Figure record listings:
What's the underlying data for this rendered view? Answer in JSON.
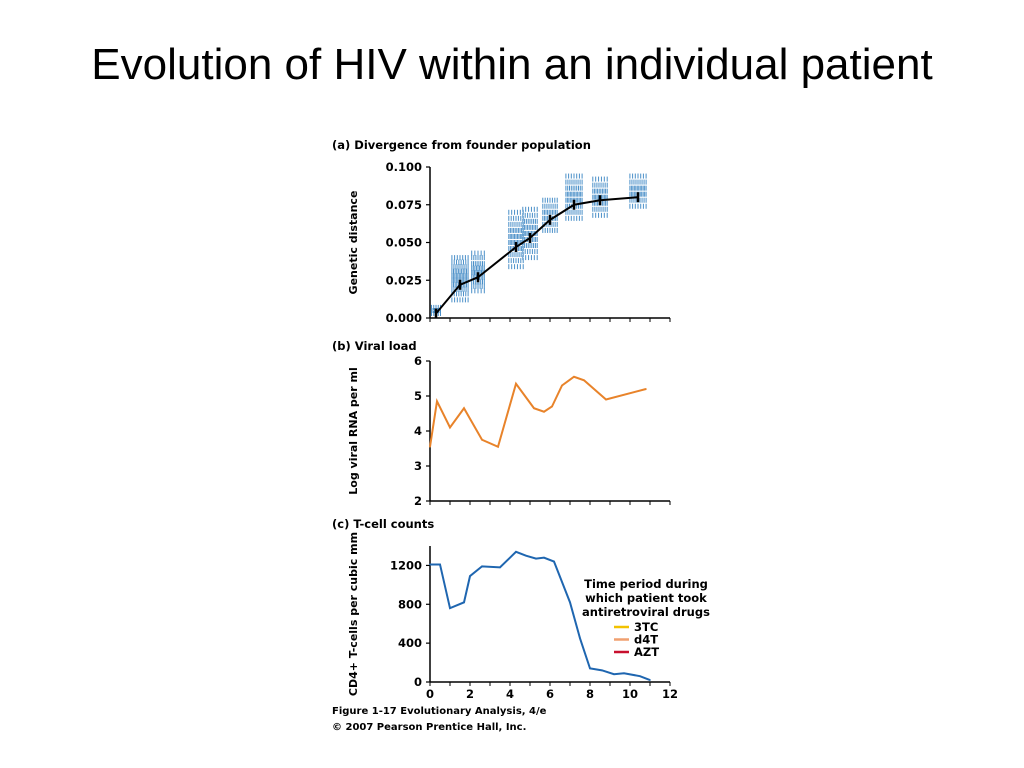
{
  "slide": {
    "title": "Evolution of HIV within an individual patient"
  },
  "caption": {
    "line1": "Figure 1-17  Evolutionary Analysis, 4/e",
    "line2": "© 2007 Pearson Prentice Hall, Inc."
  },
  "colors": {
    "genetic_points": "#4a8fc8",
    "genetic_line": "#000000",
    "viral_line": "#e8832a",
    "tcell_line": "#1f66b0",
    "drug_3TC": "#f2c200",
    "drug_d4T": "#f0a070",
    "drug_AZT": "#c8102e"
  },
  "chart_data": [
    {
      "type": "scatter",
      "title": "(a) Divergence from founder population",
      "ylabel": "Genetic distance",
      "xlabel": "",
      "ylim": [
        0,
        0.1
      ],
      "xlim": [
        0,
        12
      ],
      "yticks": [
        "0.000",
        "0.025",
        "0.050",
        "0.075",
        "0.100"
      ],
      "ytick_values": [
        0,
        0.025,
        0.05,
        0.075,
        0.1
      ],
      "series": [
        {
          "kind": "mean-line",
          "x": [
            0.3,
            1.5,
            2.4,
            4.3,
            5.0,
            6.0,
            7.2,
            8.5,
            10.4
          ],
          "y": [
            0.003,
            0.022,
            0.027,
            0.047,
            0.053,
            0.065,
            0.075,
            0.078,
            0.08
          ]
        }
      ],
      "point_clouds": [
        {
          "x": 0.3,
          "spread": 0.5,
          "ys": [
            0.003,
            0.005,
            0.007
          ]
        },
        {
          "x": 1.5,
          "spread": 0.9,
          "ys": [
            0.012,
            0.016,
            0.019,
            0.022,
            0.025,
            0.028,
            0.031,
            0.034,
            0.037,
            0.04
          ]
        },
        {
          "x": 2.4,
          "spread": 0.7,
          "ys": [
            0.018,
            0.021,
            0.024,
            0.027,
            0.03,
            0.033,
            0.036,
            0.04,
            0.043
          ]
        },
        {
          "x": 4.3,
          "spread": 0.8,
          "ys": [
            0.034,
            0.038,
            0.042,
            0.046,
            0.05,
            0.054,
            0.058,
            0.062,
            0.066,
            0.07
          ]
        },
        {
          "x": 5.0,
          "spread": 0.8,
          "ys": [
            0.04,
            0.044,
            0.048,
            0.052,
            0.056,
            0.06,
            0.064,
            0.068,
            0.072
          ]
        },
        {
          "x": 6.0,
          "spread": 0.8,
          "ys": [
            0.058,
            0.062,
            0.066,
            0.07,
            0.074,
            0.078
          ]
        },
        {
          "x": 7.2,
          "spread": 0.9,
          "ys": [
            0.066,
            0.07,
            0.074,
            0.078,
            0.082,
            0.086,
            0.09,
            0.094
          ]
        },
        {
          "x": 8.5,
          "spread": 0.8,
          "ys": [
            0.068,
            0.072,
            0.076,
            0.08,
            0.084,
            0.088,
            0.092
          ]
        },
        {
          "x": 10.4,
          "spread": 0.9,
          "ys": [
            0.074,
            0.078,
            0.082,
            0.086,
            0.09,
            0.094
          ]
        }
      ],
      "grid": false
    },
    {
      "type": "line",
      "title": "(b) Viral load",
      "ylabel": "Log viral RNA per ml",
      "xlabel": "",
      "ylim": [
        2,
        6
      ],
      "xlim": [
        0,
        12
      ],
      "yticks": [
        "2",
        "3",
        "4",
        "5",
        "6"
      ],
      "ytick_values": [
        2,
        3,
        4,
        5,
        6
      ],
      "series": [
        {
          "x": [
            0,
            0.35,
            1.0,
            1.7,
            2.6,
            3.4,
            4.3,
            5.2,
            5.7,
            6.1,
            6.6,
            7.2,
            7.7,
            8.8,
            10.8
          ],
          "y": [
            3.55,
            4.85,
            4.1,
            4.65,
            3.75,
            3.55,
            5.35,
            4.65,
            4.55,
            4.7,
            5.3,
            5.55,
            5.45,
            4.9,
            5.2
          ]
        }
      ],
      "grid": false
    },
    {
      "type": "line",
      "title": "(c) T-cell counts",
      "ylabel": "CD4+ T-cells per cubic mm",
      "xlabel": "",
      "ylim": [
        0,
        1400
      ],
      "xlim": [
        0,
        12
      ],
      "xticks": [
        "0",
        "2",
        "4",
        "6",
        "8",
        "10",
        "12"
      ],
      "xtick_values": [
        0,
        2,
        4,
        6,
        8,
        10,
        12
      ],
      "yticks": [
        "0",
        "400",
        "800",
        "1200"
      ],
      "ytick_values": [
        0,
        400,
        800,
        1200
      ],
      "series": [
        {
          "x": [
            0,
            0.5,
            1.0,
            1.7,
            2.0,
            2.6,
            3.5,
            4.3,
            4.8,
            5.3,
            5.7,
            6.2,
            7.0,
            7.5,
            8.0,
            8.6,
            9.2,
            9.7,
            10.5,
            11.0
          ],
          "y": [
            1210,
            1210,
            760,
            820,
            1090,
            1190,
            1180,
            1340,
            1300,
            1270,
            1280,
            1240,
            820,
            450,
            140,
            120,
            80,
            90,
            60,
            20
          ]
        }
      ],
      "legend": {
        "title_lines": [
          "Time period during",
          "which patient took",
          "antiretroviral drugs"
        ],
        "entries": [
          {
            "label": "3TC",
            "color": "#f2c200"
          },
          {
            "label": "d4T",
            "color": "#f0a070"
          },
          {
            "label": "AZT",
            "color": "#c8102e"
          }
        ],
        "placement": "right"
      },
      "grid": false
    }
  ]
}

→ What needs to be done
What the reply must contain is an exact transcription of the data above and none of its pictures.

→ Reply
What's the underlying data for this rendered view? Answer in JSON.
{
  "slide": {
    "title": "Evolution of HIV within an individual patient"
  },
  "caption": {
    "line1": "Figure 1-17  Evolutionary Analysis, 4/e",
    "line2": "© 2007 Pearson Prentice Hall, Inc."
  },
  "colors": {
    "genetic_points": "#4a8fc8",
    "genetic_line": "#000000",
    "viral_line": "#e8832a",
    "tcell_line": "#1f66b0",
    "drug_3TC": "#f2c200",
    "drug_d4T": "#f0a070",
    "drug_AZT": "#c8102e"
  },
  "chart_data": [
    {
      "type": "scatter",
      "title": "(a) Divergence from founder population",
      "ylabel": "Genetic distance",
      "xlabel": "",
      "ylim": [
        0,
        0.1
      ],
      "xlim": [
        0,
        12
      ],
      "yticks": [
        "0.000",
        "0.025",
        "0.050",
        "0.075",
        "0.100"
      ],
      "ytick_values": [
        0,
        0.025,
        0.05,
        0.075,
        0.1
      ],
      "series": [
        {
          "kind": "mean-line",
          "x": [
            0.3,
            1.5,
            2.4,
            4.3,
            5.0,
            6.0,
            7.2,
            8.5,
            10.4
          ],
          "y": [
            0.003,
            0.022,
            0.027,
            0.047,
            0.053,
            0.065,
            0.075,
            0.078,
            0.08
          ]
        }
      ],
      "point_clouds": [
        {
          "x": 0.3,
          "spread": 0.5,
          "ys": [
            0.003,
            0.005,
            0.007
          ]
        },
        {
          "x": 1.5,
          "spread": 0.9,
          "ys": [
            0.012,
            0.016,
            0.019,
            0.022,
            0.025,
            0.028,
            0.031,
            0.034,
            0.037,
            0.04
          ]
        },
        {
          "x": 2.4,
          "spread": 0.7,
          "ys": [
            0.018,
            0.021,
            0.024,
            0.027,
            0.03,
            0.033,
            0.036,
            0.04,
            0.043
          ]
        },
        {
          "x": 4.3,
          "spread": 0.8,
          "ys": [
            0.034,
            0.038,
            0.042,
            0.046,
            0.05,
            0.054,
            0.058,
            0.062,
            0.066,
            0.07
          ]
        },
        {
          "x": 5.0,
          "spread": 0.8,
          "ys": [
            0.04,
            0.044,
            0.048,
            0.052,
            0.056,
            0.06,
            0.064,
            0.068,
            0.072
          ]
        },
        {
          "x": 6.0,
          "spread": 0.8,
          "ys": [
            0.058,
            0.062,
            0.066,
            0.07,
            0.074,
            0.078
          ]
        },
        {
          "x": 7.2,
          "spread": 0.9,
          "ys": [
            0.066,
            0.07,
            0.074,
            0.078,
            0.082,
            0.086,
            0.09,
            0.094
          ]
        },
        {
          "x": 8.5,
          "spread": 0.8,
          "ys": [
            0.068,
            0.072,
            0.076,
            0.08,
            0.084,
            0.088,
            0.092
          ]
        },
        {
          "x": 10.4,
          "spread": 0.9,
          "ys": [
            0.074,
            0.078,
            0.082,
            0.086,
            0.09,
            0.094
          ]
        }
      ],
      "grid": false
    },
    {
      "type": "line",
      "title": "(b) Viral load",
      "ylabel": "Log viral RNA per ml",
      "xlabel": "",
      "ylim": [
        2,
        6
      ],
      "xlim": [
        0,
        12
      ],
      "yticks": [
        "2",
        "3",
        "4",
        "5",
        "6"
      ],
      "ytick_values": [
        2,
        3,
        4,
        5,
        6
      ],
      "series": [
        {
          "x": [
            0,
            0.35,
            1.0,
            1.7,
            2.6,
            3.4,
            4.3,
            5.2,
            5.7,
            6.1,
            6.6,
            7.2,
            7.7,
            8.8,
            10.8
          ],
          "y": [
            3.55,
            4.85,
            4.1,
            4.65,
            3.75,
            3.55,
            5.35,
            4.65,
            4.55,
            4.7,
            5.3,
            5.55,
            5.45,
            4.9,
            5.2
          ]
        }
      ],
      "grid": false
    },
    {
      "type": "line",
      "title": "(c) T-cell counts",
      "ylabel": "CD4+ T-cells per cubic mm",
      "xlabel": "",
      "ylim": [
        0,
        1400
      ],
      "xlim": [
        0,
        12
      ],
      "xticks": [
        "0",
        "2",
        "4",
        "6",
        "8",
        "10",
        "12"
      ],
      "xtick_values": [
        0,
        2,
        4,
        6,
        8,
        10,
        12
      ],
      "yticks": [
        "0",
        "400",
        "800",
        "1200"
      ],
      "ytick_values": [
        0,
        400,
        800,
        1200
      ],
      "series": [
        {
          "x": [
            0,
            0.5,
            1.0,
            1.7,
            2.0,
            2.6,
            3.5,
            4.3,
            4.8,
            5.3,
            5.7,
            6.2,
            7.0,
            7.5,
            8.0,
            8.6,
            9.2,
            9.7,
            10.5,
            11.0
          ],
          "y": [
            1210,
            1210,
            760,
            820,
            1090,
            1190,
            1180,
            1340,
            1300,
            1270,
            1280,
            1240,
            820,
            450,
            140,
            120,
            80,
            90,
            60,
            20
          ]
        }
      ],
      "legend": {
        "title_lines": [
          "Time period during",
          "which patient took",
          "antiretroviral drugs"
        ],
        "entries": [
          {
            "label": "3TC",
            "color": "#f2c200"
          },
          {
            "label": "d4T",
            "color": "#f0a070"
          },
          {
            "label": "AZT",
            "color": "#c8102e"
          }
        ],
        "placement": "right"
      },
      "grid": false
    }
  ]
}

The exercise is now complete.